§ Problem:
Copy the data word for word, keeping every line.

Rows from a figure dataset
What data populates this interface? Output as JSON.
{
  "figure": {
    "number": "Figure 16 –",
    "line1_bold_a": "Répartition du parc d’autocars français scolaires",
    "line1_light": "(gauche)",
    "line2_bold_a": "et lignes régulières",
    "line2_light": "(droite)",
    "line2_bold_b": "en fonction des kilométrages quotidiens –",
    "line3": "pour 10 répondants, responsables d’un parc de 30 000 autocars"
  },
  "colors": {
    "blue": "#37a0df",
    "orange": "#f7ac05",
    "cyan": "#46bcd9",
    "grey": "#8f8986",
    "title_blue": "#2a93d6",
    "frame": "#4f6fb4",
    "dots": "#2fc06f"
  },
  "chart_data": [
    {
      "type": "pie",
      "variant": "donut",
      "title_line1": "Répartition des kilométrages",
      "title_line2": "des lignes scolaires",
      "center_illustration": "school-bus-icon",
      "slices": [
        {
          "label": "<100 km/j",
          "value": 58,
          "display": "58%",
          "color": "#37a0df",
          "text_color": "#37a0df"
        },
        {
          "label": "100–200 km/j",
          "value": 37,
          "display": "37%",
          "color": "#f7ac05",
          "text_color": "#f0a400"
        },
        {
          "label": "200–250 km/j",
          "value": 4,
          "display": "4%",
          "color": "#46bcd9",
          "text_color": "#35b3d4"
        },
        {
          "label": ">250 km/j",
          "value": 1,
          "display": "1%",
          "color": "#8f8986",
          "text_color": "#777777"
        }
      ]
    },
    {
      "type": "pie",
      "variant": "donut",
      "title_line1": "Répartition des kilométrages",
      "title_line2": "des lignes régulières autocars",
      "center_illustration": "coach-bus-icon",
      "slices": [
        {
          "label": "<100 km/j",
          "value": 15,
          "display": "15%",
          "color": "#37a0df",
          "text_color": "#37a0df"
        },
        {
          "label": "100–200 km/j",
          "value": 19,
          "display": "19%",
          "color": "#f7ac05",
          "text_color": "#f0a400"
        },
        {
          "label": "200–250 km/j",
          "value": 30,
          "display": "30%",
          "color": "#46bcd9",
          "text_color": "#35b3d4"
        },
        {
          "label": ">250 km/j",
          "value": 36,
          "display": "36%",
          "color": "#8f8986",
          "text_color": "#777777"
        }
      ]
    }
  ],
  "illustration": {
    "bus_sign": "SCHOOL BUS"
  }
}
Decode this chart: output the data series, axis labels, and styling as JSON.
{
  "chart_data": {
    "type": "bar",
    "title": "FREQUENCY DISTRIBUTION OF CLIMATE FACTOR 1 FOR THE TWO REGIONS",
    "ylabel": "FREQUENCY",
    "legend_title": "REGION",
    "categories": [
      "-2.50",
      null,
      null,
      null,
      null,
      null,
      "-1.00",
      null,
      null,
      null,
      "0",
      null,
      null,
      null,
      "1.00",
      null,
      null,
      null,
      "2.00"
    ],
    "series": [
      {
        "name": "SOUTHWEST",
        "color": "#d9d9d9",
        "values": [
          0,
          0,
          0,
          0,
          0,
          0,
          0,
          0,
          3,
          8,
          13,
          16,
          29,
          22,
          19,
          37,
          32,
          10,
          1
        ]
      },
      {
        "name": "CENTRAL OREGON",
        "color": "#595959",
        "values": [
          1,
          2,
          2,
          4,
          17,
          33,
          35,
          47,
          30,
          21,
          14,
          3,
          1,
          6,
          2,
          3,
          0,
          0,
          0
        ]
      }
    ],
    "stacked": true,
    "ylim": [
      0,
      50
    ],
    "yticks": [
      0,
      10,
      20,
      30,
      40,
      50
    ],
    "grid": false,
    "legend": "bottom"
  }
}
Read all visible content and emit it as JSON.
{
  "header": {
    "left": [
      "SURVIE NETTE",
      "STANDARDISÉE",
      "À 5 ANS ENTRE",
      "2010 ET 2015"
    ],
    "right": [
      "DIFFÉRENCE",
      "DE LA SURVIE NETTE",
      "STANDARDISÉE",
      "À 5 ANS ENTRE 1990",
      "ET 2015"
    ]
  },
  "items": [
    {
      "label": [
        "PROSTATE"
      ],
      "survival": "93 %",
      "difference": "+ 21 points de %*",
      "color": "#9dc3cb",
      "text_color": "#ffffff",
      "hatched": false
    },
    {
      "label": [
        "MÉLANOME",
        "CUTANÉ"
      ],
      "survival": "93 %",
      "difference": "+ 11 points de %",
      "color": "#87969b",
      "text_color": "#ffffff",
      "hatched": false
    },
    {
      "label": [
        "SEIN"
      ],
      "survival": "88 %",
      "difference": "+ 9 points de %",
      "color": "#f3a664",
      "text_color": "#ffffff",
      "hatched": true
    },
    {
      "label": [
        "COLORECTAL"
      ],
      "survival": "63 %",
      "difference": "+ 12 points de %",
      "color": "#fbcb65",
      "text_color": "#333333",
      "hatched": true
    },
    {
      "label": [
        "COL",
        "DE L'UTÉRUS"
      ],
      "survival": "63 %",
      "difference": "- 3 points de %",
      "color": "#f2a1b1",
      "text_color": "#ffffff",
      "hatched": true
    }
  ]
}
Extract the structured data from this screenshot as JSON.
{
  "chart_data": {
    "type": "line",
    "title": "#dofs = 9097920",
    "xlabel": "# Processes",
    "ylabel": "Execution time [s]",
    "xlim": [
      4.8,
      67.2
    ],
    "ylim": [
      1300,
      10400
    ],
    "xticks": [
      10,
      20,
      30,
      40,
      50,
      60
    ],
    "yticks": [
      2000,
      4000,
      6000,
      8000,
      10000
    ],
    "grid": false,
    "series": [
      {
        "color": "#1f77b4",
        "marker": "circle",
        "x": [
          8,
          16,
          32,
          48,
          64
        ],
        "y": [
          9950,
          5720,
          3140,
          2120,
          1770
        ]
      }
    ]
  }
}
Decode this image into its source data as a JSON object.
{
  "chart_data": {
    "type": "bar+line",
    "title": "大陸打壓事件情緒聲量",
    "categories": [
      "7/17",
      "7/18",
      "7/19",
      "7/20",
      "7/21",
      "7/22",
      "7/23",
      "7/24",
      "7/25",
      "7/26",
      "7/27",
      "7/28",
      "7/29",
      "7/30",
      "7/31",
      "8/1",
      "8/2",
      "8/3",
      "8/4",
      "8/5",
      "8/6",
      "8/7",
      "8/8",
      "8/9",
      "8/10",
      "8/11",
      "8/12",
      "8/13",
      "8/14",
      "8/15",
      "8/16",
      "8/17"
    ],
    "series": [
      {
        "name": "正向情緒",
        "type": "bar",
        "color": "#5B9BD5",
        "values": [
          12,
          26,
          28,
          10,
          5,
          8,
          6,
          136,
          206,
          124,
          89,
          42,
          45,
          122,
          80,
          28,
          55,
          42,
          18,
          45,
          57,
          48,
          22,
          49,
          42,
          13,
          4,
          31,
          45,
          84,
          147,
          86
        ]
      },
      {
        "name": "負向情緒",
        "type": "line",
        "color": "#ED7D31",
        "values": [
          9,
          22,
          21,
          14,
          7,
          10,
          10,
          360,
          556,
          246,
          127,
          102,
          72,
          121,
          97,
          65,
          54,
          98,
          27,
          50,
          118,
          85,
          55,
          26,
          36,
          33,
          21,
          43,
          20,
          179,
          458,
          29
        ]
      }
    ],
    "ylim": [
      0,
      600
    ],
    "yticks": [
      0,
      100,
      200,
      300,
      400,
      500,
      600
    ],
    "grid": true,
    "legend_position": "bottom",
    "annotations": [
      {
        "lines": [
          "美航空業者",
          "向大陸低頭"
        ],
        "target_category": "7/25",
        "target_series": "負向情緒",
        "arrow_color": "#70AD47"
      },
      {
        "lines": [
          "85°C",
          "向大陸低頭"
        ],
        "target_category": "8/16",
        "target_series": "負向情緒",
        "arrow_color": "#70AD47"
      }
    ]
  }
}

§ In response:
What data populates this interface? Output as JSON.
{
  "figure": {
    "number": "Figure 16 –",
    "line1_bold_a": "Répartition du parc d’autocars français scolaires",
    "line1_light": "(gauche)",
    "line2_bold_a": "et lignes régulières",
    "line2_light": "(droite)",
    "line2_bold_b": "en fonction des kilométrages quotidiens –",
    "line3": "pour 10 répondants, responsables d’un parc de 30 000 autocars"
  },
  "colors": {
    "blue": "#37a0df",
    "orange": "#f7ac05",
    "cyan": "#46bcd9",
    "grey": "#8f8986",
    "title_blue": "#2a93d6",
    "frame": "#4f6fb4",
    "dots": "#2fc06f"
  },
  "chart_data": [
    {
      "type": "pie",
      "variant": "donut",
      "title_line1": "Répartition des kilométrages",
      "title_line2": "des lignes scolaires",
      "center_illustration": "school-bus-icon",
      "slices": [
        {
          "label": "<100 km/j",
          "value": 58,
          "display": "58%",
          "color": "#37a0df",
          "text_color": "#37a0df"
        },
        {
          "label": "100–200 km/j",
          "value": 37,
          "display": "37%",
          "color": "#f7ac05",
          "text_color": "#f0a400"
        },
        {
          "label": "200–250 km/j",
          "value": 4,
          "display": "4%",
          "color": "#46bcd9",
          "text_color": "#35b3d4"
        },
        {
          "label": ">250 km/j",
          "value": 1,
          "display": "1%",
          "color": "#8f8986",
          "text_color": "#777777"
        }
      ]
    },
    {
      "type": "pie",
      "variant": "donut",
      "title_line1": "Répartition des kilométrages",
      "title_line2": "des lignes régulières autocars",
      "center_illustration": "coach-bus-icon",
      "slices": [
        {
          "label": "<100 km/j",
          "value": 15,
          "display": "15%",
          "color": "#37a0df",
          "text_color": "#37a0df"
        },
        {
          "label": "100–200 km/j",
          "value": 19,
          "display": "19%",
          "color": "#f7ac05",
          "text_color": "#f0a400"
        },
        {
          "label": "200–250 km/j",
          "value": 30,
          "display": "30%",
          "color": "#46bcd9",
          "text_color": "#35b3d4"
        },
        {
          "label": ">250 km/j",
          "value": 36,
          "display": "36%",
          "color": "#8f8986",
          "text_color": "#777777"
        }
      ]
    }
  ],
  "illustration": {
    "bus_sign": "SCHOOL BUS"
  }
}
Decode this chart: output the data series, axis labels, and styling as JSON.
{
  "chart_data": {
    "type": "bar",
    "title": "FREQUENCY DISTRIBUTION OF CLIMATE FACTOR 1 FOR THE TWO REGIONS",
    "ylabel": "FREQUENCY",
    "legend_title": "REGION",
    "categories": [
      "-2.50",
      null,
      null,
      null,
      null,
      null,
      "-1.00",
      null,
      null,
      null,
      "0",
      null,
      null,
      null,
      "1.00",
      null,
      null,
      null,
      "2.00"
    ],
    "series": [
      {
        "name": "SOUTHWEST",
        "color": "#d9d9d9",
        "values": [
          0,
          0,
          0,
          0,
          0,
          0,
          0,
          0,
          3,
          8,
          13,
          16,
          29,
          22,
          19,
          37,
          32,
          10,
          1
        ]
      },
      {
        "name": "CENTRAL OREGON",
        "color": "#595959",
        "values": [
          1,
          2,
          2,
          4,
          17,
          33,
          35,
          47,
          30,
          21,
          14,
          3,
          1,
          6,
          2,
          3,
          0,
          0,
          0
        ]
      }
    ],
    "stacked": true,
    "ylim": [
      0,
      50
    ],
    "yticks": [
      0,
      10,
      20,
      30,
      40,
      50
    ],
    "grid": false,
    "legend": "bottom"
  }
}
Read all visible content and emit it as JSON.
{
  "header": {
    "left": [
      "SURVIE NETTE",
      "STANDARDISÉE",
      "À 5 ANS ENTRE",
      "2010 ET 2015"
    ],
    "right": [
      "DIFFÉRENCE",
      "DE LA SURVIE NETTE",
      "STANDARDISÉE",
      "À 5 ANS ENTRE 1990",
      "ET 2015"
    ]
  },
  "items": [
    {
      "label": [
        "PROSTATE"
      ],
      "survival": "93 %",
      "difference": "+ 21 points de %*",
      "color": "#9dc3cb",
      "text_color": "#ffffff",
      "hatched": false
    },
    {
      "label": [
        "MÉLANOME",
        "CUTANÉ"
      ],
      "survival": "93 %",
      "difference": "+ 11 points de %",
      "color": "#87969b",
      "text_color": "#ffffff",
      "hatched": false
    },
    {
      "label": [
        "SEIN"
      ],
      "survival": "88 %",
      "difference": "+ 9 points de %",
      "color": "#f3a664",
      "text_color": "#ffffff",
      "hatched": true
    },
    {
      "label": [
        "COLORECTAL"
      ],
      "survival": "63 %",
      "difference": "+ 12 points de %",
      "color": "#fbcb65",
      "text_color": "#333333",
      "hatched": true
    },
    {
      "label": [
        "COL",
        "DE L'UTÉRUS"
      ],
      "survival": "63 %",
      "difference": "- 3 points de %",
      "color": "#f2a1b1",
      "text_color": "#ffffff",
      "hatched": true
    }
  ]
}
Extract the structured data from this screenshot as JSON.
{
  "chart_data": {
    "type": "line",
    "title": "#dofs = 9097920",
    "xlabel": "# Processes",
    "ylabel": "Execution time [s]",
    "xlim": [
      4.8,
      67.2
    ],
    "ylim": [
      1300,
      10400
    ],
    "xticks": [
      10,
      20,
      30,
      40,
      50,
      60
    ],
    "yticks": [
      2000,
      4000,
      6000,
      8000,
      10000
    ],
    "grid": false,
    "series": [
      {
        "color": "#1f77b4",
        "marker": "circle",
        "x": [
          8,
          16,
          32,
          48,
          64
        ],
        "y": [
          9950,
          5720,
          3140,
          2120,
          1770
        ]
      }
    ]
  }
}
Decode this image into its source data as a JSON object.
{
  "chart_data": {
    "type": "bar+line",
    "title": "大陸打壓事件情緒聲量",
    "categories": [
      "7/17",
      "7/18",
      "7/19",
      "7/20",
      "7/21",
      "7/22",
      "7/23",
      "7/24",
      "7/25",
      "7/26",
      "7/27",
      "7/28",
      "7/29",
      "7/30",
      "7/31",
      "8/1",
      "8/2",
      "8/3",
      "8/4",
      "8/5",
      "8/6",
      "8/7",
      "8/8",
      "8/9",
      "8/10",
      "8/11",
      "8/12",
      "8/13",
      "8/14",
      "8/15",
      "8/16",
      "8/17"
    ],
    "series": [
      {
        "name": "正向情緒",
        "type": "bar",
        "color": "#5B9BD5",
        "values": [
          12,
          26,
          28,
          10,
          5,
          8,
          6,
          136,
          206,
          124,
          89,
          42,
          45,
          122,
          80,
          28,
          55,
          42,
          18,
          45,
          57,
          48,
          22,
          49,
          42,
          13,
          4,
          31,
          45,
          84,
          147,
          86
        ]
      },
      {
        "name": "負向情緒",
        "type": "line",
        "color": "#ED7D31",
        "values": [
          9,
          22,
          21,
          14,
          7,
          10,
          10,
          360,
          556,
          246,
          127,
          102,
          72,
          121,
          97,
          65,
          54,
          98,
          27,
          50,
          118,
          85,
          55,
          26,
          36,
          33,
          21,
          43,
          20,
          179,
          458,
          29
        ]
      }
    ],
    "ylim": [
      0,
      600
    ],
    "yticks": [
      0,
      100,
      200,
      300,
      400,
      500,
      600
    ],
    "grid": true,
    "legend_position": "bottom",
    "annotations": [
      {
        "lines": [
          "美航空業者",
          "向大陸低頭"
        ],
        "target_category": "7/25",
        "target_series": "負向情緒",
        "arrow_color": "#70AD47"
      },
      {
        "lines": [
          "85°C",
          "向大陸低頭"
        ],
        "target_category": "8/16",
        "target_series": "負向情緒",
        "arrow_color": "#70AD47"
      }
    ]
  }
}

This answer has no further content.